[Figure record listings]
····················

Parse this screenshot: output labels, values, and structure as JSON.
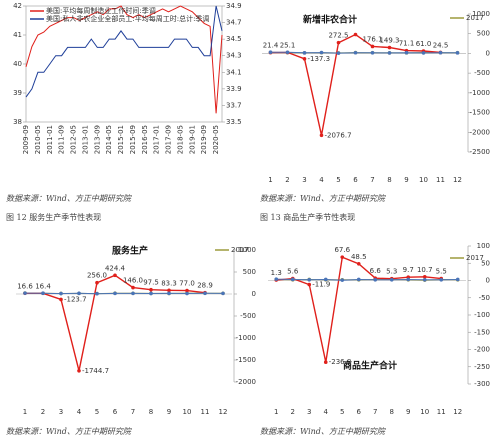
{
  "chart_data": [
    {
      "type": "line",
      "categories": [
        "2009-09",
        null,
        "2010-05",
        null,
        "2011-01",
        null,
        "2011-09",
        null,
        "2012-05",
        null,
        "2013-01",
        null,
        "2013-09",
        null,
        "2014-05",
        null,
        "2015-01",
        null,
        "2015-09",
        null,
        "2016-05",
        null,
        "2017-01",
        null,
        "2017-09",
        null,
        "2018-05",
        null,
        "2019-01",
        null,
        "2019-09",
        null,
        "2020-05",
        null
      ],
      "series": [
        {
          "name": "美国:平均每周制造业工作时间:季调",
          "color": "#e0201b",
          "values": [
            39.9,
            40.6,
            41.0,
            41.1,
            41.3,
            41.4,
            41.5,
            41.6,
            41.6,
            41.5,
            41.6,
            41.7,
            41.8,
            41.7,
            41.9,
            41.9,
            42.0,
            41.7,
            41.6,
            41.7,
            41.6,
            41.7,
            41.8,
            41.9,
            41.8,
            41.9,
            42.0,
            41.9,
            41.8,
            41.6,
            41.4,
            41.3,
            38.3,
            41.0
          ]
        },
        {
          "name": "美国:私人非农企业全部员工:平均每周工时:总计:季调",
          "color": "#1f3f99",
          "axis": "y2",
          "values": [
            33.8,
            33.9,
            34.1,
            34.1,
            34.2,
            34.3,
            34.3,
            34.4,
            34.4,
            34.4,
            34.4,
            34.5,
            34.4,
            34.4,
            34.5,
            34.5,
            34.6,
            34.5,
            34.5,
            34.4,
            34.4,
            34.4,
            34.4,
            34.4,
            34.4,
            34.5,
            34.5,
            34.5,
            34.4,
            34.4,
            34.3,
            34.3,
            34.9,
            34.6
          ]
        }
      ],
      "ylim": [
        38,
        42
      ],
      "yticks": [
        38,
        39,
        40,
        41,
        42
      ],
      "y2lim": [
        33.5,
        34.9
      ],
      "y2ticks": [
        33.5,
        33.7,
        33.9,
        34.1,
        34.3,
        34.5,
        34.7,
        34.9
      ]
    },
    {
      "type": "line",
      "title": "新增非农合计",
      "categories": [
        1,
        2,
        3,
        4,
        5,
        6,
        7,
        8,
        9,
        10,
        11,
        12
      ],
      "series": [
        {
          "name": "2017",
          "color": "#9c9a3c",
          "values": [
            26,
            20,
            15,
            17,
            13,
            21,
            19,
            15,
            14,
            24,
            20,
            18
          ]
        },
        {
          "color": "#e0201b",
          "values": [
            21.4,
            25.1,
            -137.3,
            -2076.7,
            272.5,
            480,
            176.1,
            149.3,
            71.1,
            61.0,
            24.5,
            null
          ],
          "value_labels": [
            "21.4",
            "25.1",
            "-137.3",
            "-2076.7",
            "272.5",
            null,
            "176.1",
            "149.3",
            "71.1",
            "61.0",
            "24.5",
            null
          ]
        },
        {
          "color": "#4a74b8",
          "values": [
            31,
            29,
            15,
            22,
            8,
            17,
            16,
            13,
            18,
            13,
            18,
            15
          ]
        }
      ],
      "ylim": [
        -2500,
        1000
      ],
      "yticks": [
        -2500,
        -2000,
        -1500,
        -1000,
        -500,
        0,
        500,
        1000
      ]
    },
    {
      "type": "line",
      "title": "服务生产",
      "categories": [
        1,
        2,
        3,
        4,
        5,
        6,
        7,
        8,
        9,
        10,
        11,
        12
      ],
      "series": [
        {
          "name": "2017",
          "color": "#9c9a3c",
          "values": [
            22,
            17,
            12,
            14,
            10,
            18,
            16,
            13,
            12,
            20,
            17,
            15
          ]
        },
        {
          "color": "#e0201b",
          "values": [
            16.6,
            16.4,
            -123.7,
            -1744.7,
            256.0,
            424.4,
            146.0,
            97.5,
            83.3,
            77.0,
            28.9,
            null
          ],
          "value_labels": [
            "16.6",
            "16.4",
            "-123.7",
            "-1744.7",
            "256.0",
            "424.4",
            "146.0",
            "97.5",
            "83.3",
            "77.0",
            "28.9",
            null
          ]
        },
        {
          "color": "#4a74b8",
          "values": [
            20,
            18,
            10,
            15,
            7,
            14,
            13,
            12,
            15,
            11,
            16,
            13
          ]
        }
      ],
      "ylim": [
        -2000,
        1000
      ],
      "yticks": [
        -2000,
        -1500,
        -1000,
        -500,
        0,
        500,
        1000
      ]
    },
    {
      "type": "line",
      "title": "商品生产合计",
      "categories": [
        1,
        2,
        3,
        4,
        5,
        6,
        7,
        8,
        9,
        10,
        11,
        12
      ],
      "series": [
        {
          "name": "2017",
          "color": "#9c9a3c",
          "values": [
            3,
            2,
            3,
            2,
            2,
            2,
            3,
            3,
            2,
            1,
            3,
            2
          ]
        },
        {
          "color": "#e0201b",
          "values": [
            1.3,
            5.6,
            -11.9,
            -236.8,
            67.6,
            48.5,
            6.6,
            5.3,
            9.7,
            10.7,
            5.5,
            null
          ],
          "value_labels": [
            "1.3",
            "5.6",
            "-11.9",
            "-236.8",
            "67.6",
            "48.5",
            "6.6",
            "5.3",
            "9.7",
            "10.7",
            "5.5",
            null
          ]
        },
        {
          "color": "#4a74b8",
          "values": [
            4,
            3,
            2,
            3,
            1,
            3,
            2,
            2,
            3,
            2,
            2,
            3
          ]
        }
      ],
      "ylim": [
        -300,
        100
      ],
      "yticks": [
        -300,
        -250,
        -200,
        -150,
        -100,
        -50,
        0,
        50,
        100
      ]
    }
  ],
  "sources": [
    "数据来源：Wind、方正中期研究院",
    "数据来源：Wind、方正中期研究院",
    "数据来源：Wind、方正中期研究院",
    "数据来源：Wind、方正中期研究院"
  ],
  "captions": [
    "图 12  服务生产季节性表现",
    "图 13  商品生产季节性表现"
  ]
}
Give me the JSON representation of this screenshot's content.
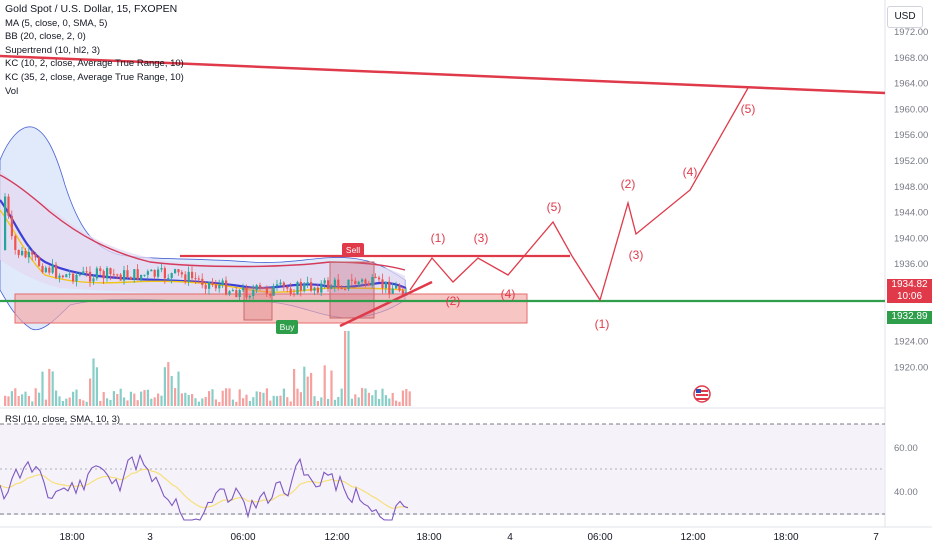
{
  "legend": {
    "title": "Gold Spot / U.S. Dollar, 15, FXOPEN",
    "indicators": [
      "MA (5, close, 0, SMA, 5)",
      "BB (20, close, 2, 0)",
      "Supertrend (10, hl2, 3)",
      "KC (10, 2, close, Average True Range, 10)",
      "KC (35, 2, close, Average True Range, 10)",
      "Vol"
    ],
    "rsi": "RSI (10, close, SMA, 10, 3)"
  },
  "price_axis": {
    "currency": "USD",
    "ticks": [
      "1972.00",
      "1968.00",
      "1964.00",
      "1960.00",
      "1956.00",
      "1952.00",
      "1948.00",
      "1944.00",
      "1940.00",
      "1936.00",
      "1932.00",
      "1928.00",
      "1924.00",
      "1920.00"
    ]
  },
  "rsi_axis": {
    "ticks": [
      "60.00",
      "40.00"
    ]
  },
  "badges": {
    "last_price": "1934.82",
    "countdown": "10:06",
    "support": "1932.89"
  },
  "markers": {
    "sell": "Sell",
    "buy": "Buy"
  },
  "time_axis": [
    "18:00",
    "3",
    "06:00",
    "12:00",
    "18:00",
    "4",
    "06:00",
    "12:00",
    "18:00",
    "7"
  ],
  "colors": {
    "resistance": "#e03a4a",
    "support": "#2e9e4a",
    "bullish": "#26a69a",
    "bearish": "#ef5350",
    "rsi_line": "#7e57c2",
    "rsi_signal": "#f7e07a",
    "band_fill": "#c9d8f5",
    "keltner_fill": "#e3d9f2"
  },
  "chart_data": {
    "type": "line",
    "symbol": "XAUUSD",
    "interval": "15",
    "ylim": [
      1917,
      1975
    ],
    "price_levels": {
      "support_line": 1932.89,
      "last_price": 1934.82,
      "range_top": 1939.5,
      "demand_zone": [
        1930.6,
        1933.6
      ]
    },
    "descending_trendline": [
      {
        "x": "2 06:00",
        "y": 1968.6
      },
      {
        "x": "7 00:00",
        "y": 1963.0
      }
    ],
    "ascending_trendline": [
      {
        "x": "3 12:00",
        "y": 1931.0
      },
      {
        "x": "3 18:30",
        "y": 1939.0
      }
    ],
    "waves_short": [
      {
        "label": "(1)",
        "x": "3 19:30",
        "y": 1939.4
      },
      {
        "label": "(2)",
        "x": "3 21:00",
        "y": 1936.2
      },
      {
        "label": "(3)",
        "x": "3 23:00",
        "y": 1939.4
      },
      {
        "label": "(4)",
        "x": "4 00:30",
        "y": 1937.0
      },
      {
        "label": "(5)",
        "x": "4 03:00",
        "y": 1944.6
      }
    ],
    "waves_long": [
      {
        "label": "(1)",
        "x": "4 06:00",
        "y": 1932.9
      },
      {
        "label": "(2)",
        "x": "4 08:30",
        "y": 1947.6
      },
      {
        "label": "(3)",
        "x": "4 09:30",
        "y": 1942.8
      },
      {
        "label": "(4)",
        "x": "4 12:00",
        "y": 1948.6
      },
      {
        "label": "(5)",
        "x": "4 16:00",
        "y": 1963.9
      }
    ],
    "rsi": {
      "ylim": [
        22,
        78
      ],
      "levels": [
        30,
        70
      ]
    }
  }
}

····················

_PROMPT_
Extract every line of the records above that contains the word "Average".

_RESULT_
      "KC (10, 2, close, Average True Range, 10)",
      "KC (35, 2, close, Average True Range, 10)",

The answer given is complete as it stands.